[Exercise goal] Each line holding the word "Average" counts once; give the total and nothing more.

[Working data]
--- Start ---

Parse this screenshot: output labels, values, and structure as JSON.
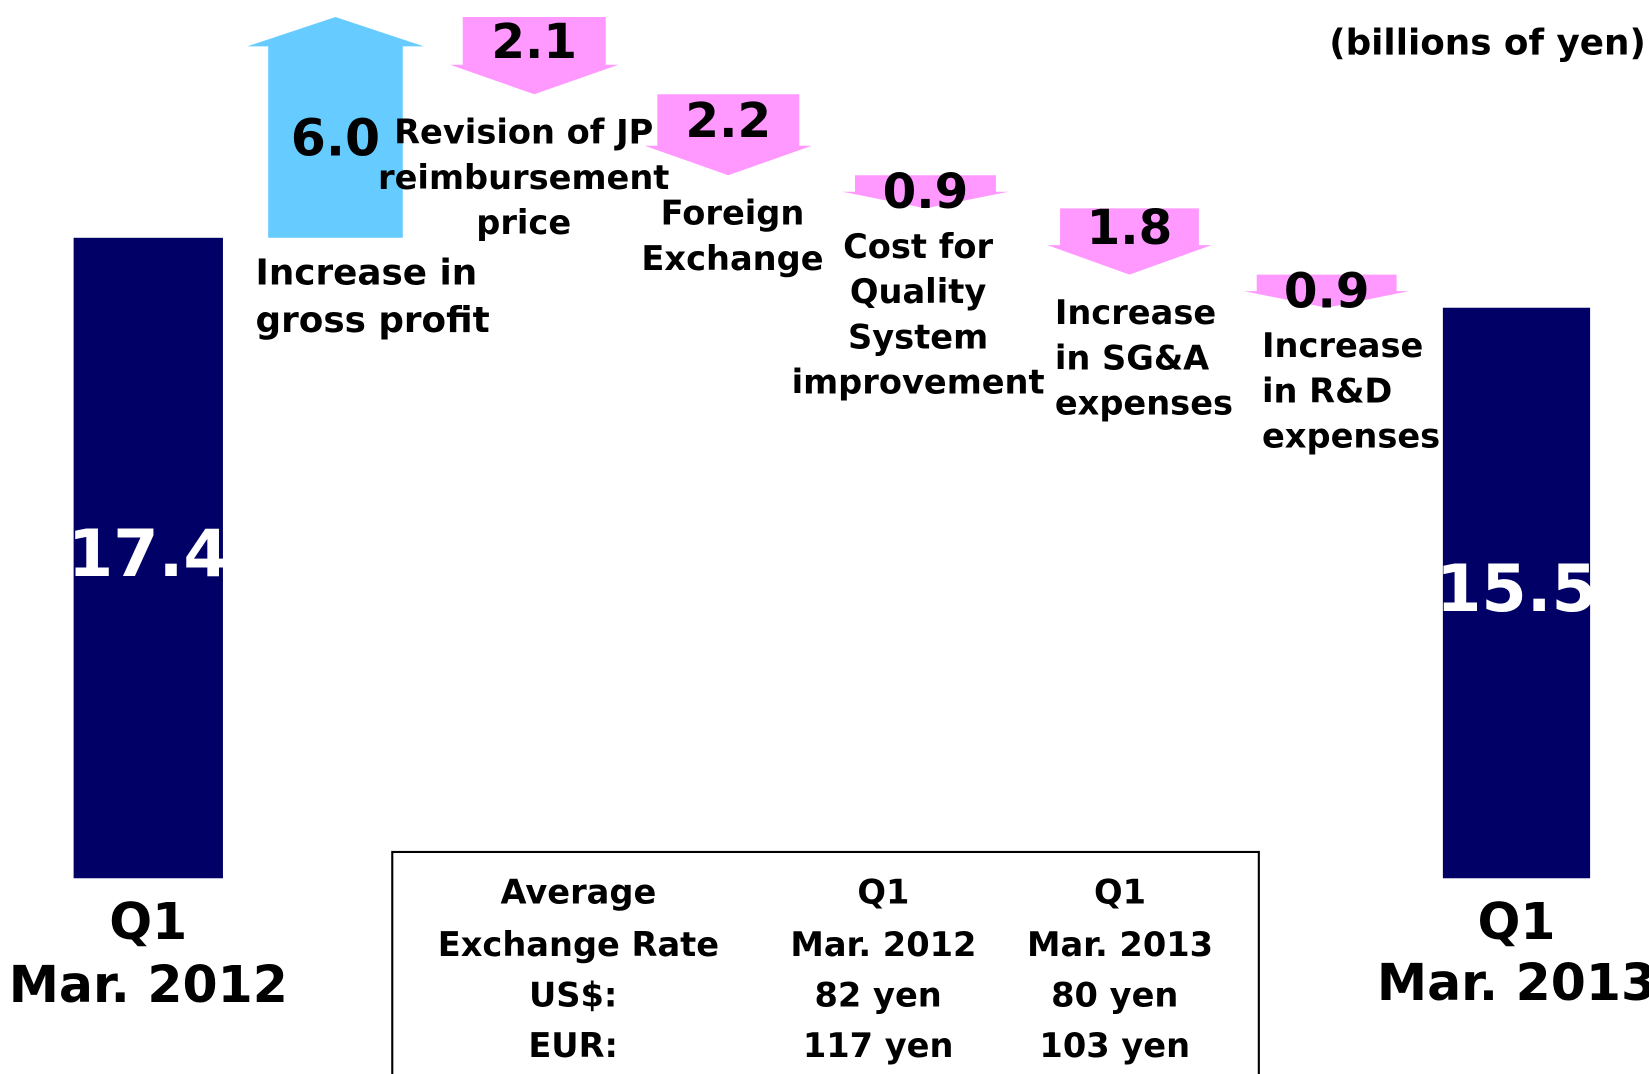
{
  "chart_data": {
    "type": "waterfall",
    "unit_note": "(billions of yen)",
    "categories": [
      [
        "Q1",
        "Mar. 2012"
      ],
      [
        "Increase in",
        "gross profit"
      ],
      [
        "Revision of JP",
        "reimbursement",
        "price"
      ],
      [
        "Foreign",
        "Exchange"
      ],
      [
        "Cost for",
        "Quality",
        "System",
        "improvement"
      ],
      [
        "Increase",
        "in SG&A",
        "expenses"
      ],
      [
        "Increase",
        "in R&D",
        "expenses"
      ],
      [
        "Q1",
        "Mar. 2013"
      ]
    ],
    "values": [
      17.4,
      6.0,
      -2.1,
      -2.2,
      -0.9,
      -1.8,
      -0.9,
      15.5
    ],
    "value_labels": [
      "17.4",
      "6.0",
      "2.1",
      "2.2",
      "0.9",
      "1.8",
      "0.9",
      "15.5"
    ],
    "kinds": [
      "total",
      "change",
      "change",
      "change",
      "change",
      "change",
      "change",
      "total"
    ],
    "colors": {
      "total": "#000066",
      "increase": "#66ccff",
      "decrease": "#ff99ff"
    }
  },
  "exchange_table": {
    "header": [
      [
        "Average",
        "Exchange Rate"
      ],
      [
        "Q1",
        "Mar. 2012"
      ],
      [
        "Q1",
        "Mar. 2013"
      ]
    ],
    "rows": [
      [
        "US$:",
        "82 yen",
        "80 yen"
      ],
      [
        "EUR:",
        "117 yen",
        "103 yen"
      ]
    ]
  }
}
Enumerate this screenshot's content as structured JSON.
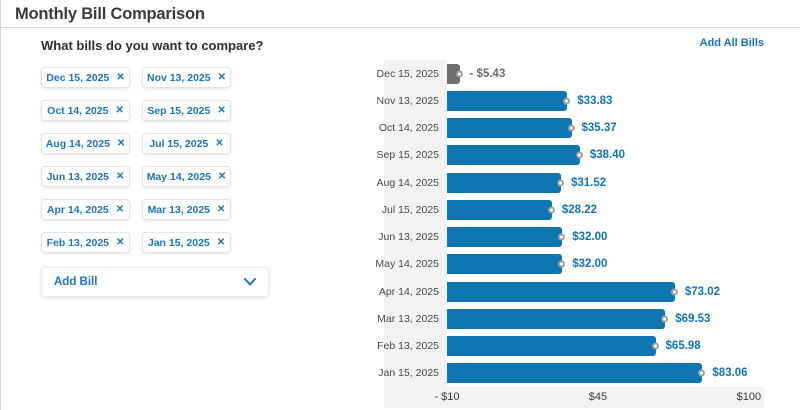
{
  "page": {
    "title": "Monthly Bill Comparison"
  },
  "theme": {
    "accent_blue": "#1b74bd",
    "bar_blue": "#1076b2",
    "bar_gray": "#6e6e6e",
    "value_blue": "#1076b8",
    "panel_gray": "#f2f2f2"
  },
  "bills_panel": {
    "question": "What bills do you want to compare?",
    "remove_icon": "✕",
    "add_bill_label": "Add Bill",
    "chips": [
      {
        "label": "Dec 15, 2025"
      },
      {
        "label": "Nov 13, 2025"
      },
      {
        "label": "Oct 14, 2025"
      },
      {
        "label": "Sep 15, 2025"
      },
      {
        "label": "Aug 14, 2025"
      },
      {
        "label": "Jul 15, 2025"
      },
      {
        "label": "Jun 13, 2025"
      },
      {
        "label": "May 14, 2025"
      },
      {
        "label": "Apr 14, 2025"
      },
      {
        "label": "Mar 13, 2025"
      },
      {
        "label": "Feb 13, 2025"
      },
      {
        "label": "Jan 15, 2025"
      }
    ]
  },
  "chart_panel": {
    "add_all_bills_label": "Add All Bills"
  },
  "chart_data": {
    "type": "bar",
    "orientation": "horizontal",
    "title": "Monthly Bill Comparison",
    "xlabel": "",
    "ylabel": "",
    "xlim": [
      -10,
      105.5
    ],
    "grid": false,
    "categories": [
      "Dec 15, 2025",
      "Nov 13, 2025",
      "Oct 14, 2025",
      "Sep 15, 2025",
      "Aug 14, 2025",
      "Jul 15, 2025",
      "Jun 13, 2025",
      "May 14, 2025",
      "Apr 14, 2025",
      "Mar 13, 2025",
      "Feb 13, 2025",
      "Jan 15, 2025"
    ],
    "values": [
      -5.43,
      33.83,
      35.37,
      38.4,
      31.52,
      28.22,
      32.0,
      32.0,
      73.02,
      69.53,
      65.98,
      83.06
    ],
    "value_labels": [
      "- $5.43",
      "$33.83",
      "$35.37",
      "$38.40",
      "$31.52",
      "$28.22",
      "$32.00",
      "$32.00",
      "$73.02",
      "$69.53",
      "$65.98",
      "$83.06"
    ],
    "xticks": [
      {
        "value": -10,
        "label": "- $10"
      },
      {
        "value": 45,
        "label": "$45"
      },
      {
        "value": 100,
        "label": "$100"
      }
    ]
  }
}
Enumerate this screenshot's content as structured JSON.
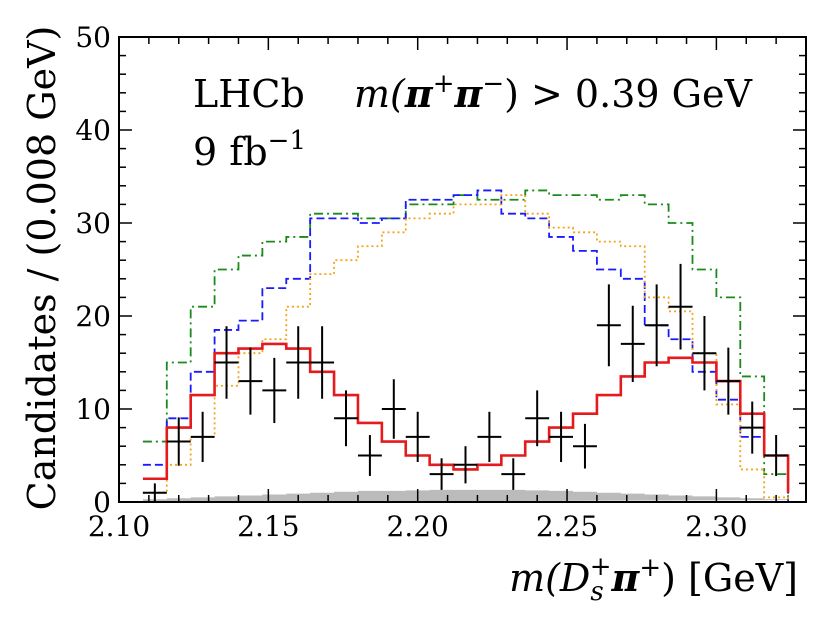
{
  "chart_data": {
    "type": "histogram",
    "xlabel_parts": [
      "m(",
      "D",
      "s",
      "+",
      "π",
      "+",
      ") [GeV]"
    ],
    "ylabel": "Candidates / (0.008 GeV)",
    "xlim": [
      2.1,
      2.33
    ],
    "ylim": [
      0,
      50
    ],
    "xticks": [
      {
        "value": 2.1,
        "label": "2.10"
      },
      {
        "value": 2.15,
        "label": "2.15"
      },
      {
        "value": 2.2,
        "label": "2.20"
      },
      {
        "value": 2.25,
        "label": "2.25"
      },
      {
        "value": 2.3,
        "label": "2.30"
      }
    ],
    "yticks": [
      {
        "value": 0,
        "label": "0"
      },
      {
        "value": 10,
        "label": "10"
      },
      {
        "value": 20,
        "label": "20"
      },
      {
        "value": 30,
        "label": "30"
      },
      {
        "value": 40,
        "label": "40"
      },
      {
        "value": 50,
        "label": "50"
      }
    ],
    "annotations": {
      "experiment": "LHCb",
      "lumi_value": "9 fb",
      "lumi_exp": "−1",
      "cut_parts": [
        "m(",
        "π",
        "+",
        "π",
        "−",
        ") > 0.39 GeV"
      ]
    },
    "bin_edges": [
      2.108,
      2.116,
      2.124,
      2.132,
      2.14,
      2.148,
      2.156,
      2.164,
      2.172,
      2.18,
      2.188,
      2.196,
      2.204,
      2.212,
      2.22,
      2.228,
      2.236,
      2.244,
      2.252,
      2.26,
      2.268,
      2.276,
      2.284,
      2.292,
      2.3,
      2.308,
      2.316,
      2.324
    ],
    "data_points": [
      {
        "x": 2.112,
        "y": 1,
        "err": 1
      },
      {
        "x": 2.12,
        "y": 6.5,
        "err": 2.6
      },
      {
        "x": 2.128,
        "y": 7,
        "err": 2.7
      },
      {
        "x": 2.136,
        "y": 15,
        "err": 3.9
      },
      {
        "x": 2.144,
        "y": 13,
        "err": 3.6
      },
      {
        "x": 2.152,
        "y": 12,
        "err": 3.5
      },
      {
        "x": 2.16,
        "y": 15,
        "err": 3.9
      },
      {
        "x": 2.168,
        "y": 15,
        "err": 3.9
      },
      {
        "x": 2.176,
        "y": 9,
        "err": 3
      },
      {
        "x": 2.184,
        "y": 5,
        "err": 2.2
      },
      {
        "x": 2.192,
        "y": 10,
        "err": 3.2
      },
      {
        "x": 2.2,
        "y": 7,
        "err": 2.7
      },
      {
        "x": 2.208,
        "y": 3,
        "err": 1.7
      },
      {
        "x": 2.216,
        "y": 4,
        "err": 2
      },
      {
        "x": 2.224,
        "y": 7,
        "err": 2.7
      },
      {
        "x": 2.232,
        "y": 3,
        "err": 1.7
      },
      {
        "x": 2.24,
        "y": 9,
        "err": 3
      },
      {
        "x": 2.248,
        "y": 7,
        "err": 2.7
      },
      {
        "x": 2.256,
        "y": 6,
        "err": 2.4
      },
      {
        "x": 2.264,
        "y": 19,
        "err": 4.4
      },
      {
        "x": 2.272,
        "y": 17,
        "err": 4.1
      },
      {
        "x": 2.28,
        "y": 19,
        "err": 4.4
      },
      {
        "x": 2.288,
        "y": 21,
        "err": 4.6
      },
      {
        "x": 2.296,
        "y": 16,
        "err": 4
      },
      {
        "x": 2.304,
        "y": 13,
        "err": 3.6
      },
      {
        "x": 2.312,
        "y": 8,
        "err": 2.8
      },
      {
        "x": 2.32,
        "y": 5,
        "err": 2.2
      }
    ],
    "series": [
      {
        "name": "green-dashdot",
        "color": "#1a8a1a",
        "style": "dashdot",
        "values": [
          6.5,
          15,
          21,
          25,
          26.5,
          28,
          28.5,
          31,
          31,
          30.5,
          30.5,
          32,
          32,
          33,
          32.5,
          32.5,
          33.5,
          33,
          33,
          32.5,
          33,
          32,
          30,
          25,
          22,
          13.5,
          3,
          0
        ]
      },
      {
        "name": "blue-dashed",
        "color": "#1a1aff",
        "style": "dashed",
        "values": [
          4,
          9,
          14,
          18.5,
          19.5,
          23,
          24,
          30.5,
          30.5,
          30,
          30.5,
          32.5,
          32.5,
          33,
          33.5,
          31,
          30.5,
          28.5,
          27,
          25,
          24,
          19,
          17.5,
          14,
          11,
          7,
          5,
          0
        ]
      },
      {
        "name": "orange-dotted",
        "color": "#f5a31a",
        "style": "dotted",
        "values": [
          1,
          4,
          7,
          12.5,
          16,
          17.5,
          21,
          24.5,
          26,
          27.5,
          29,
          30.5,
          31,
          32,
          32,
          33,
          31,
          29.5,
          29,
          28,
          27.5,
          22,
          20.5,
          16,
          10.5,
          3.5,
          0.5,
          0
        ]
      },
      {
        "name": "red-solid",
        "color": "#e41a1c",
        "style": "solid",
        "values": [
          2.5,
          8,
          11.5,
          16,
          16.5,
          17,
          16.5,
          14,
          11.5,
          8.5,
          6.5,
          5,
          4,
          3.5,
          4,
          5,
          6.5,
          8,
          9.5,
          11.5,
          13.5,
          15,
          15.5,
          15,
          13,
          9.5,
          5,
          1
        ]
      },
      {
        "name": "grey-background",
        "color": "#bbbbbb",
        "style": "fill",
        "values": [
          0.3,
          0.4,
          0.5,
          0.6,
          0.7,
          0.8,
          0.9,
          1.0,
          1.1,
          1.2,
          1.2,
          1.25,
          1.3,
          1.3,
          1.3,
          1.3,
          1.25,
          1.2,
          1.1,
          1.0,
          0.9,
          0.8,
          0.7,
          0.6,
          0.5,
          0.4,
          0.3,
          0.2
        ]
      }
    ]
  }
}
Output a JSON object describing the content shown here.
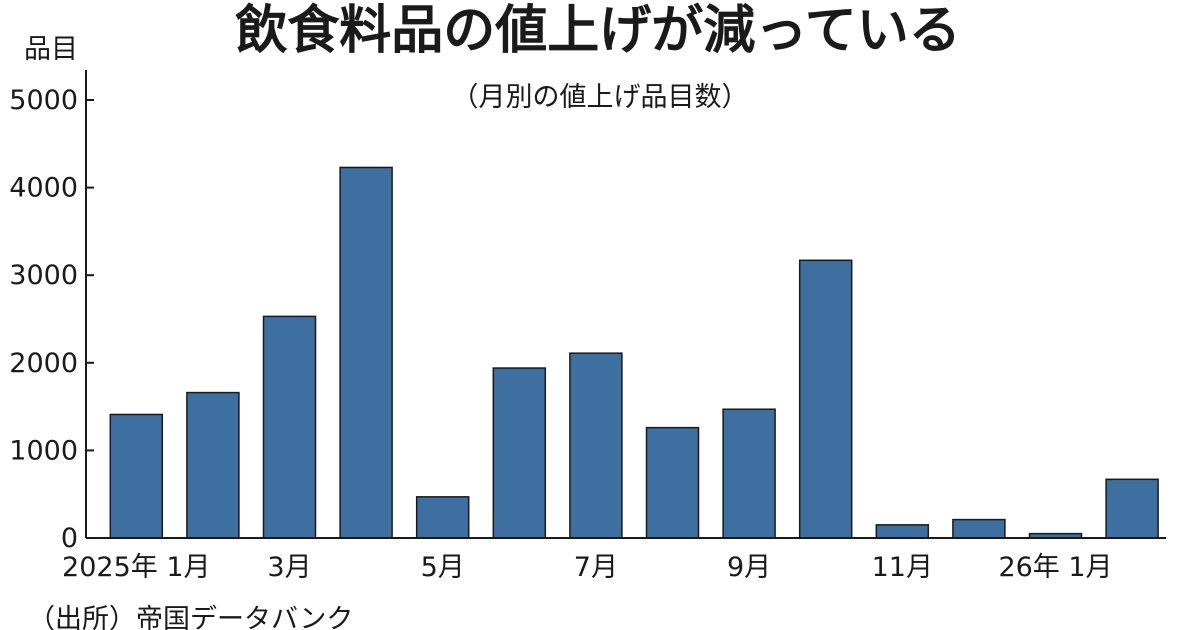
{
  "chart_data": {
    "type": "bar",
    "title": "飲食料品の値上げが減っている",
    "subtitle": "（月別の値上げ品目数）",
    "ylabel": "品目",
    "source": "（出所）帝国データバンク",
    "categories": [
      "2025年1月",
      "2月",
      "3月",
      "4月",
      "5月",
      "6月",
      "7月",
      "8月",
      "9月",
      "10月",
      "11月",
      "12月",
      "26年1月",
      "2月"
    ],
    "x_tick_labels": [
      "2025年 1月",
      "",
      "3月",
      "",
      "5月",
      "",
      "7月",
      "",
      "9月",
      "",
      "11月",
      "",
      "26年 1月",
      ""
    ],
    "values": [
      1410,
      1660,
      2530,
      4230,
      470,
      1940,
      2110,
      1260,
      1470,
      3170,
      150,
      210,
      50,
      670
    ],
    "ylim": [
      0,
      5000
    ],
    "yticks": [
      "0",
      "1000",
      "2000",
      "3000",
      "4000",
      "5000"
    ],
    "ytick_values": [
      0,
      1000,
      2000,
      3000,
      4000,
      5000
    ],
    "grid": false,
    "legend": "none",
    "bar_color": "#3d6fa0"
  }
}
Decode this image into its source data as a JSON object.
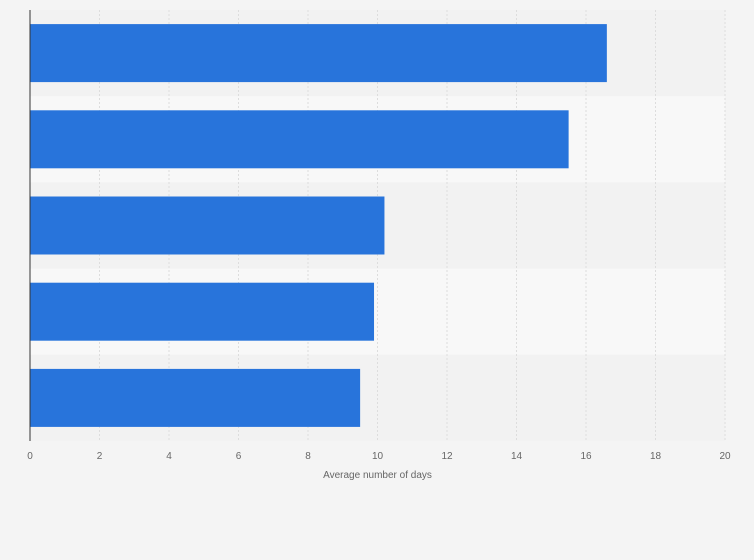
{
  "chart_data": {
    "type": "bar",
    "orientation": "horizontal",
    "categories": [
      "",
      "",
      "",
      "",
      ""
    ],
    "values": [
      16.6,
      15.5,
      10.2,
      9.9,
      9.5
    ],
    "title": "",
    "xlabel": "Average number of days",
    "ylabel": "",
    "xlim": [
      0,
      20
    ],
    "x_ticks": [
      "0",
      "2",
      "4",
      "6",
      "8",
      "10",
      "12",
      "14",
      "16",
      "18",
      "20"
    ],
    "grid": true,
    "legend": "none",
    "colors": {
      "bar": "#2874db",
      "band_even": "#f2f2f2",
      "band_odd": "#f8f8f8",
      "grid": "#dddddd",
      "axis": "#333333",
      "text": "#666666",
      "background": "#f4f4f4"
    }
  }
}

--- End ---

[Result of this exercise] 2